== WORK INSTRUCTIONS ==
Give the data below again, word for word.

== Items from a dataset ==

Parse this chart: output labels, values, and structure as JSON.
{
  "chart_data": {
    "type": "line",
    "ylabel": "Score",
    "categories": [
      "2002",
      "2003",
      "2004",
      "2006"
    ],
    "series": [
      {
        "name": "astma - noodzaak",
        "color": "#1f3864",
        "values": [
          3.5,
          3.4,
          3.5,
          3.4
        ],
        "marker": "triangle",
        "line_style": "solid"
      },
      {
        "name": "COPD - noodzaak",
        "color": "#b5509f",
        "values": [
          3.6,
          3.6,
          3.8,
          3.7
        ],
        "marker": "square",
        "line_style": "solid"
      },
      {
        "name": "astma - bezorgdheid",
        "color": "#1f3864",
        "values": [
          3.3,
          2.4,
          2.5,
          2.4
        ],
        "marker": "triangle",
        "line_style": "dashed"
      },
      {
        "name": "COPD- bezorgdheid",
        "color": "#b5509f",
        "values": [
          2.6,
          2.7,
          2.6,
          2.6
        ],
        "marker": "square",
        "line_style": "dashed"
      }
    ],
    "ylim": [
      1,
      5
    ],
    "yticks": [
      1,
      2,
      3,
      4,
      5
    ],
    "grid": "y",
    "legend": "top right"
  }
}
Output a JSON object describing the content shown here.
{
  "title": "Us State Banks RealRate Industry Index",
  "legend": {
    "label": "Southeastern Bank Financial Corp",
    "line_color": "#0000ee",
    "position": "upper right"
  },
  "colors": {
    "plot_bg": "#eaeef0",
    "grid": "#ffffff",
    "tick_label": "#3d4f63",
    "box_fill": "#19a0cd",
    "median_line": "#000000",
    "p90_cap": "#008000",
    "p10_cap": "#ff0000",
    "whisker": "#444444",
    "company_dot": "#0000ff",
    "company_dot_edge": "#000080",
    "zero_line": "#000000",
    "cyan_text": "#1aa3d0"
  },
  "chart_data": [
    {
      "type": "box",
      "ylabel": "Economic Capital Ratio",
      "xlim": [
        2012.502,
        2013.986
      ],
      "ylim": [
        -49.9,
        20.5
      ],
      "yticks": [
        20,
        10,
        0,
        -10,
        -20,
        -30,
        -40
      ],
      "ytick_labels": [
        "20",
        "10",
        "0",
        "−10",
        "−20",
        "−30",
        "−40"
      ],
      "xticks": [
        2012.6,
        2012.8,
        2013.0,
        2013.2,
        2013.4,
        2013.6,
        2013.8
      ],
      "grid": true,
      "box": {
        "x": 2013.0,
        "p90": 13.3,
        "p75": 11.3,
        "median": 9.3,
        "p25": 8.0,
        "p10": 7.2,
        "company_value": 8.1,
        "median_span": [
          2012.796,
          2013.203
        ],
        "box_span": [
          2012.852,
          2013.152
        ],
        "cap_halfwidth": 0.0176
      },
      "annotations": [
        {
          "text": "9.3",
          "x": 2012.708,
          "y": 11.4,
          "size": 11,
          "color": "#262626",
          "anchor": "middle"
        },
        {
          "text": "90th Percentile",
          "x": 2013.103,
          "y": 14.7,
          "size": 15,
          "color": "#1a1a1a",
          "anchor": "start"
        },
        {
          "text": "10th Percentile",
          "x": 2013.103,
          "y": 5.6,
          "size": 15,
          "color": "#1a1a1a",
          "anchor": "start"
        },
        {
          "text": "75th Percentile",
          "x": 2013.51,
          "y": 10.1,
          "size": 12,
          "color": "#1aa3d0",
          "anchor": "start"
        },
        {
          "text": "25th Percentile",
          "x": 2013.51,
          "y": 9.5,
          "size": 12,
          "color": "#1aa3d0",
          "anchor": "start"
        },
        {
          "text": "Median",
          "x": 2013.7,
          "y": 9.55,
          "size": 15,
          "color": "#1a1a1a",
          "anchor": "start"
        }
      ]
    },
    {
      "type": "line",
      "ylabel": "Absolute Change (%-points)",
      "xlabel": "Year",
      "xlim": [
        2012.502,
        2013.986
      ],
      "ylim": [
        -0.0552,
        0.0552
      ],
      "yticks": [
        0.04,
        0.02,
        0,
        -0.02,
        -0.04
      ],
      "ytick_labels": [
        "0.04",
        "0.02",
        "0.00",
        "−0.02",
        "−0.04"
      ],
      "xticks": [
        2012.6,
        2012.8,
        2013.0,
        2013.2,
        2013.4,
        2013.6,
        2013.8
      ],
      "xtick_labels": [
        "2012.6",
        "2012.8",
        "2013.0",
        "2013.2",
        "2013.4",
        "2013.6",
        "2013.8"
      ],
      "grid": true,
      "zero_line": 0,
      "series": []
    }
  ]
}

== SOLUTION TO THIS EXERCISE ==
Parse this chart: output labels, values, and structure as JSON.
{
  "chart_data": {
    "type": "line",
    "ylabel": "Score",
    "categories": [
      "2002",
      "2003",
      "2004",
      "2006"
    ],
    "series": [
      {
        "name": "astma - noodzaak",
        "color": "#1f3864",
        "values": [
          3.5,
          3.4,
          3.5,
          3.4
        ],
        "marker": "triangle",
        "line_style": "solid"
      },
      {
        "name": "COPD - noodzaak",
        "color": "#b5509f",
        "values": [
          3.6,
          3.6,
          3.8,
          3.7
        ],
        "marker": "square",
        "line_style": "solid"
      },
      {
        "name": "astma - bezorgdheid",
        "color": "#1f3864",
        "values": [
          3.3,
          2.4,
          2.5,
          2.4
        ],
        "marker": "triangle",
        "line_style": "dashed"
      },
      {
        "name": "COPD- bezorgdheid",
        "color": "#b5509f",
        "values": [
          2.6,
          2.7,
          2.6,
          2.6
        ],
        "marker": "square",
        "line_style": "dashed"
      }
    ],
    "ylim": [
      1,
      5
    ],
    "yticks": [
      1,
      2,
      3,
      4,
      5
    ],
    "grid": "y",
    "legend": "top right"
  }
}
Output a JSON object describing the content shown here.
{
  "title": "Us State Banks RealRate Industry Index",
  "legend": {
    "label": "Southeastern Bank Financial Corp",
    "line_color": "#0000ee",
    "position": "upper right"
  },
  "colors": {
    "plot_bg": "#eaeef0",
    "grid": "#ffffff",
    "tick_label": "#3d4f63",
    "box_fill": "#19a0cd",
    "median_line": "#000000",
    "p90_cap": "#008000",
    "p10_cap": "#ff0000",
    "whisker": "#444444",
    "company_dot": "#0000ff",
    "company_dot_edge": "#000080",
    "zero_line": "#000000",
    "cyan_text": "#1aa3d0"
  },
  "chart_data": [
    {
      "type": "box",
      "ylabel": "Economic Capital Ratio",
      "xlim": [
        2012.502,
        2013.986
      ],
      "ylim": [
        -49.9,
        20.5
      ],
      "yticks": [
        20,
        10,
        0,
        -10,
        -20,
        -30,
        -40
      ],
      "ytick_labels": [
        "20",
        "10",
        "0",
        "−10",
        "−20",
        "−30",
        "−40"
      ],
      "xticks": [
        2012.6,
        2012.8,
        2013.0,
        2013.2,
        2013.4,
        2013.6,
        2013.8
      ],
      "grid": true,
      "box": {
        "x": 2013.0,
        "p90": 13.3,
        "p75": 11.3,
        "median": 9.3,
        "p25": 8.0,
        "p10": 7.2,
        "company_value": 8.1,
        "median_span": [
          2012.796,
          2013.203
        ],
        "box_span": [
          2012.852,
          2013.152
        ],
        "cap_halfwidth": 0.0176
      },
      "annotations": [
        {
          "text": "9.3",
          "x": 2012.708,
          "y": 11.4,
          "size": 11,
          "color": "#262626",
          "anchor": "middle"
        },
        {
          "text": "90th Percentile",
          "x": 2013.103,
          "y": 14.7,
          "size": 15,
          "color": "#1a1a1a",
          "anchor": "start"
        },
        {
          "text": "10th Percentile",
          "x": 2013.103,
          "y": 5.6,
          "size": 15,
          "color": "#1a1a1a",
          "anchor": "start"
        },
        {
          "text": "75th Percentile",
          "x": 2013.51,
          "y": 10.1,
          "size": 12,
          "color": "#1aa3d0",
          "anchor": "start"
        },
        {
          "text": "25th Percentile",
          "x": 2013.51,
          "y": 9.5,
          "size": 12,
          "color": "#1aa3d0",
          "anchor": "start"
        },
        {
          "text": "Median",
          "x": 2013.7,
          "y": 9.55,
          "size": 15,
          "color": "#1a1a1a",
          "anchor": "start"
        }
      ]
    },
    {
      "type": "line",
      "ylabel": "Absolute Change (%-points)",
      "xlabel": "Year",
      "xlim": [
        2012.502,
        2013.986
      ],
      "ylim": [
        -0.0552,
        0.0552
      ],
      "yticks": [
        0.04,
        0.02,
        0,
        -0.02,
        -0.04
      ],
      "ytick_labels": [
        "0.04",
        "0.02",
        "0.00",
        "−0.02",
        "−0.04"
      ],
      "xticks": [
        2012.6,
        2012.8,
        2013.0,
        2013.2,
        2013.4,
        2013.6,
        2013.8
      ],
      "xtick_labels": [
        "2012.6",
        "2012.8",
        "2013.0",
        "2013.2",
        "2013.4",
        "2013.6",
        "2013.8"
      ],
      "grid": true,
      "zero_line": 0,
      "series": []
    }
  ]
}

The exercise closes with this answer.